>> Begin Data for the task

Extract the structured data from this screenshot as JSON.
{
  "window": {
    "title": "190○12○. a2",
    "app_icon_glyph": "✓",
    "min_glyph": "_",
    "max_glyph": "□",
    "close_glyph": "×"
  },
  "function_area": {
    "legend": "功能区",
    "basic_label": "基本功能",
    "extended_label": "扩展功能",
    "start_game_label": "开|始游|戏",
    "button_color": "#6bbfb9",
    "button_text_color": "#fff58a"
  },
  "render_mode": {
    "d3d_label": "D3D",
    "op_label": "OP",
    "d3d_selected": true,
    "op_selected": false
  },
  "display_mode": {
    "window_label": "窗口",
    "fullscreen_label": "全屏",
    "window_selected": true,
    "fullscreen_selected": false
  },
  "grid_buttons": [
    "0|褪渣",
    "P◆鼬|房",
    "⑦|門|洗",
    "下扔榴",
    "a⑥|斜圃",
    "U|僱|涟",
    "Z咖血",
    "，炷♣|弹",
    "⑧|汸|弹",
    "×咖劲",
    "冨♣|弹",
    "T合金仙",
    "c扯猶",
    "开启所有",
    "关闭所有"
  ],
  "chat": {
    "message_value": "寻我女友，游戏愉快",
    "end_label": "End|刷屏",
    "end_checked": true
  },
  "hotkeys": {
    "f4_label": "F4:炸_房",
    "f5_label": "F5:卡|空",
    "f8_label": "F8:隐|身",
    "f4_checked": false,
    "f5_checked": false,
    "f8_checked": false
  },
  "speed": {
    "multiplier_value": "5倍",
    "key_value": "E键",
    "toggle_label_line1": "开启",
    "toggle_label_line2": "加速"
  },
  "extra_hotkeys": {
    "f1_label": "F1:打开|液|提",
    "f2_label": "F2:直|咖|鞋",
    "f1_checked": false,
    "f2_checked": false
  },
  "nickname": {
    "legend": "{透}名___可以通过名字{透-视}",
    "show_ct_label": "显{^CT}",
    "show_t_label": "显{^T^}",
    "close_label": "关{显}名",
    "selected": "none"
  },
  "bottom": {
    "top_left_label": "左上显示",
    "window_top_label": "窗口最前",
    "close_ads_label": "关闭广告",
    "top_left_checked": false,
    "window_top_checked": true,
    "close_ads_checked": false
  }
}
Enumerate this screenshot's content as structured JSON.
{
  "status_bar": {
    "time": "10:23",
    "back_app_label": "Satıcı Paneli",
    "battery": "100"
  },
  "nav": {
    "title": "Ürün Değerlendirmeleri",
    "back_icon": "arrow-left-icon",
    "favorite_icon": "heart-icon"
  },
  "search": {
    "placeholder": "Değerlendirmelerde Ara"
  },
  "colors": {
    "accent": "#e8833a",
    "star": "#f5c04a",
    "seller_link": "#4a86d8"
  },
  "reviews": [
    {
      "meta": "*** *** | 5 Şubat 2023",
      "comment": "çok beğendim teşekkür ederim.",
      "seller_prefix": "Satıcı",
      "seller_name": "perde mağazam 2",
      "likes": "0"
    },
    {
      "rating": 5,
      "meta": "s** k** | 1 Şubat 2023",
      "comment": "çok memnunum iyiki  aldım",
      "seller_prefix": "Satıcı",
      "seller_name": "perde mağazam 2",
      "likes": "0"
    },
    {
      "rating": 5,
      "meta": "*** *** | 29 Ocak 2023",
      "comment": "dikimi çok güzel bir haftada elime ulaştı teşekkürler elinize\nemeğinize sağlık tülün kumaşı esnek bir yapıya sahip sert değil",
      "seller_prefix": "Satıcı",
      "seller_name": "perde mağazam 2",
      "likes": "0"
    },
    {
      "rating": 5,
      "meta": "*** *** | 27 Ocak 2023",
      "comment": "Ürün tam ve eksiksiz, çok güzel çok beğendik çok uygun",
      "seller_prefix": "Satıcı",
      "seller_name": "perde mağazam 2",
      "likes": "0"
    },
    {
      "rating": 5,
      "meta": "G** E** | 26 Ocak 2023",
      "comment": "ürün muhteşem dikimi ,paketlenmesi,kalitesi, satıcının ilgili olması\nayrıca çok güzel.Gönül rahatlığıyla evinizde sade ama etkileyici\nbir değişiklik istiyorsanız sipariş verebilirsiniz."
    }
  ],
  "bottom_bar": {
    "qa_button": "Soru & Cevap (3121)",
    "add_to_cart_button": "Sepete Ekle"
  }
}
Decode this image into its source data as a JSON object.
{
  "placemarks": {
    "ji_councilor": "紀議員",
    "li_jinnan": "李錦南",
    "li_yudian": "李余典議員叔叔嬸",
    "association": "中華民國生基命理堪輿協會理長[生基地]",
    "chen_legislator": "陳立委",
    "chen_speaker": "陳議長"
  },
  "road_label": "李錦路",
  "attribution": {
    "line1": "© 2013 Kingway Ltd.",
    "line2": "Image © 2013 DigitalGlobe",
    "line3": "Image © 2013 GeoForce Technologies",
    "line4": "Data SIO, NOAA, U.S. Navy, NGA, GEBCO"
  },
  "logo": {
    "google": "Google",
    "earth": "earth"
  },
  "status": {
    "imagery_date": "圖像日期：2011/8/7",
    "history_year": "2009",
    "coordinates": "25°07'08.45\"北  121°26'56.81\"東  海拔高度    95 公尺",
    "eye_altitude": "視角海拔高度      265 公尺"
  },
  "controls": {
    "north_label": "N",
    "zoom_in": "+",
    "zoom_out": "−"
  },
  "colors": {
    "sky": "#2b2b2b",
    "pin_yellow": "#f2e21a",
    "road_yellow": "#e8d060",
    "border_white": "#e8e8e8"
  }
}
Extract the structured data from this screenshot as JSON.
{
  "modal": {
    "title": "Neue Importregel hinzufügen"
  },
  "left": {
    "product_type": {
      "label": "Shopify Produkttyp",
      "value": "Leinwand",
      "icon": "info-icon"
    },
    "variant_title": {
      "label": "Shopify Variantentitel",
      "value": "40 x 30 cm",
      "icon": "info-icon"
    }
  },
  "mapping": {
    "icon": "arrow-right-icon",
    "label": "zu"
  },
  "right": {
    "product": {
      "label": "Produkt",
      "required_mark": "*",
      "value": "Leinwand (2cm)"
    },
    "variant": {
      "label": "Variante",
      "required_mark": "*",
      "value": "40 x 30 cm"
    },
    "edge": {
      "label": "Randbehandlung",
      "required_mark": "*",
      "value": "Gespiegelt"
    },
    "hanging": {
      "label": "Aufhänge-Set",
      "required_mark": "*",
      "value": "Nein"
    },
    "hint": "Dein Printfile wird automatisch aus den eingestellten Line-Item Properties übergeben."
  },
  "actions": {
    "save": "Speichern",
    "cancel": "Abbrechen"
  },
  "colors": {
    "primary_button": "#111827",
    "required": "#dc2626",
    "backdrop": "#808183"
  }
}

>> End Data for the task

What you are asked to do:
Write out all records exactly, keeping every detail.

Answer below:
Extract the structured data from this screenshot as JSON.
{
  "window": {
    "title": "190○12○. a2",
    "app_icon_glyph": "✓",
    "min_glyph": "_",
    "max_glyph": "□",
    "close_glyph": "×"
  },
  "function_area": {
    "legend": "功能区",
    "basic_label": "基本功能",
    "extended_label": "扩展功能",
    "start_game_label": "开|始游|戏",
    "button_color": "#6bbfb9",
    "button_text_color": "#fff58a"
  },
  "render_mode": {
    "d3d_label": "D3D",
    "op_label": "OP",
    "d3d_selected": true,
    "op_selected": false
  },
  "display_mode": {
    "window_label": "窗口",
    "fullscreen_label": "全屏",
    "window_selected": true,
    "fullscreen_selected": false
  },
  "grid_buttons": [
    "0|褪渣",
    "P◆鼬|房",
    "⑦|門|洗",
    "下扔榴",
    "a⑥|斜圃",
    "U|僱|涟",
    "Z咖血",
    "，炷♣|弹",
    "⑧|汸|弹",
    "×咖劲",
    "冨♣|弹",
    "T合金仙",
    "c扯猶",
    "开启所有",
    "关闭所有"
  ],
  "chat": {
    "message_value": "寻我女友，游戏愉快",
    "end_label": "End|刷屏",
    "end_checked": true
  },
  "hotkeys": {
    "f4_label": "F4:炸_房",
    "f5_label": "F5:卡|空",
    "f8_label": "F8:隐|身",
    "f4_checked": false,
    "f5_checked": false,
    "f8_checked": false
  },
  "speed": {
    "multiplier_value": "5倍",
    "key_value": "E键",
    "toggle_label_line1": "开启",
    "toggle_label_line2": "加速"
  },
  "extra_hotkeys": {
    "f1_label": "F1:打开|液|提",
    "f2_label": "F2:直|咖|鞋",
    "f1_checked": false,
    "f2_checked": false
  },
  "nickname": {
    "legend": "{透}名___可以通过名字{透-视}",
    "show_ct_label": "显{^CT}",
    "show_t_label": "显{^T^}",
    "close_label": "关{显}名",
    "selected": "none"
  },
  "bottom": {
    "top_left_label": "左上显示",
    "window_top_label": "窗口最前",
    "close_ads_label": "关闭广告",
    "top_left_checked": false,
    "window_top_checked": true,
    "close_ads_checked": false
  }
}
Enumerate this screenshot's content as structured JSON.
{
  "status_bar": {
    "time": "10:23",
    "back_app_label": "Satıcı Paneli",
    "battery": "100"
  },
  "nav": {
    "title": "Ürün Değerlendirmeleri",
    "back_icon": "arrow-left-icon",
    "favorite_icon": "heart-icon"
  },
  "search": {
    "placeholder": "Değerlendirmelerde Ara"
  },
  "colors": {
    "accent": "#e8833a",
    "star": "#f5c04a",
    "seller_link": "#4a86d8"
  },
  "reviews": [
    {
      "meta": "*** *** | 5 Şubat 2023",
      "comment": "çok beğendim teşekkür ederim.",
      "seller_prefix": "Satıcı",
      "seller_name": "perde mağazam 2",
      "likes": "0"
    },
    {
      "rating": 5,
      "meta": "s** k** | 1 Şubat 2023",
      "comment": "çok memnunum iyiki  aldım",
      "seller_prefix": "Satıcı",
      "seller_name": "perde mağazam 2",
      "likes": "0"
    },
    {
      "rating": 5,
      "meta": "*** *** | 29 Ocak 2023",
      "comment": "dikimi çok güzel bir haftada elime ulaştı teşekkürler elinize\nemeğinize sağlık tülün kumaşı esnek bir yapıya sahip sert değil",
      "seller_prefix": "Satıcı",
      "seller_name": "perde mağazam 2",
      "likes": "0"
    },
    {
      "rating": 5,
      "meta": "*** *** | 27 Ocak 2023",
      "comment": "Ürün tam ve eksiksiz, çok güzel çok beğendik çok uygun",
      "seller_prefix": "Satıcı",
      "seller_name": "perde mağazam 2",
      "likes": "0"
    },
    {
      "rating": 5,
      "meta": "G** E** | 26 Ocak 2023",
      "comment": "ürün muhteşem dikimi ,paketlenmesi,kalitesi, satıcının ilgili olması\nayrıca çok güzel.Gönül rahatlığıyla evinizde sade ama etkileyici\nbir değişiklik istiyorsanız sipariş verebilirsiniz."
    }
  ],
  "bottom_bar": {
    "qa_button": "Soru & Cevap (3121)",
    "add_to_cart_button": "Sepete Ekle"
  }
}
Decode this image into its source data as a JSON object.
{
  "placemarks": {
    "ji_councilor": "紀議員",
    "li_jinnan": "李錦南",
    "li_yudian": "李余典議員叔叔嬸",
    "association": "中華民國生基命理堪輿協會理長[生基地]",
    "chen_legislator": "陳立委",
    "chen_speaker": "陳議長"
  },
  "road_label": "李錦路",
  "attribution": {
    "line1": "© 2013 Kingway Ltd.",
    "line2": "Image © 2013 DigitalGlobe",
    "line3": "Image © 2013 GeoForce Technologies",
    "line4": "Data SIO, NOAA, U.S. Navy, NGA, GEBCO"
  },
  "logo": {
    "google": "Google",
    "earth": "earth"
  },
  "status": {
    "imagery_date": "圖像日期：2011/8/7",
    "history_year": "2009",
    "coordinates": "25°07'08.45\"北  121°26'56.81\"東  海拔高度    95 公尺",
    "eye_altitude": "視角海拔高度      265 公尺"
  },
  "controls": {
    "north_label": "N",
    "zoom_in": "+",
    "zoom_out": "−"
  },
  "colors": {
    "sky": "#2b2b2b",
    "pin_yellow": "#f2e21a",
    "road_yellow": "#e8d060",
    "border_white": "#e8e8e8"
  }
}
Extract the structured data from this screenshot as JSON.
{
  "modal": {
    "title": "Neue Importregel hinzufügen"
  },
  "left": {
    "product_type": {
      "label": "Shopify Produkttyp",
      "value": "Leinwand",
      "icon": "info-icon"
    },
    "variant_title": {
      "label": "Shopify Variantentitel",
      "value": "40 x 30 cm",
      "icon": "info-icon"
    }
  },
  "mapping": {
    "icon": "arrow-right-icon",
    "label": "zu"
  },
  "right": {
    "product": {
      "label": "Produkt",
      "required_mark": "*",
      "value": "Leinwand (2cm)"
    },
    "variant": {
      "label": "Variante",
      "required_mark": "*",
      "value": "40 x 30 cm"
    },
    "edge": {
      "label": "Randbehandlung",
      "required_mark": "*",
      "value": "Gespiegelt"
    },
    "hanging": {
      "label": "Aufhänge-Set",
      "required_mark": "*",
      "value": "Nein"
    },
    "hint": "Dein Printfile wird automatisch aus den eingestellten Line-Item Properties übergeben."
  },
  "actions": {
    "save": "Speichern",
    "cancel": "Abbrechen"
  },
  "colors": {
    "primary_button": "#111827",
    "required": "#dc2626",
    "backdrop": "#808183"
  }
}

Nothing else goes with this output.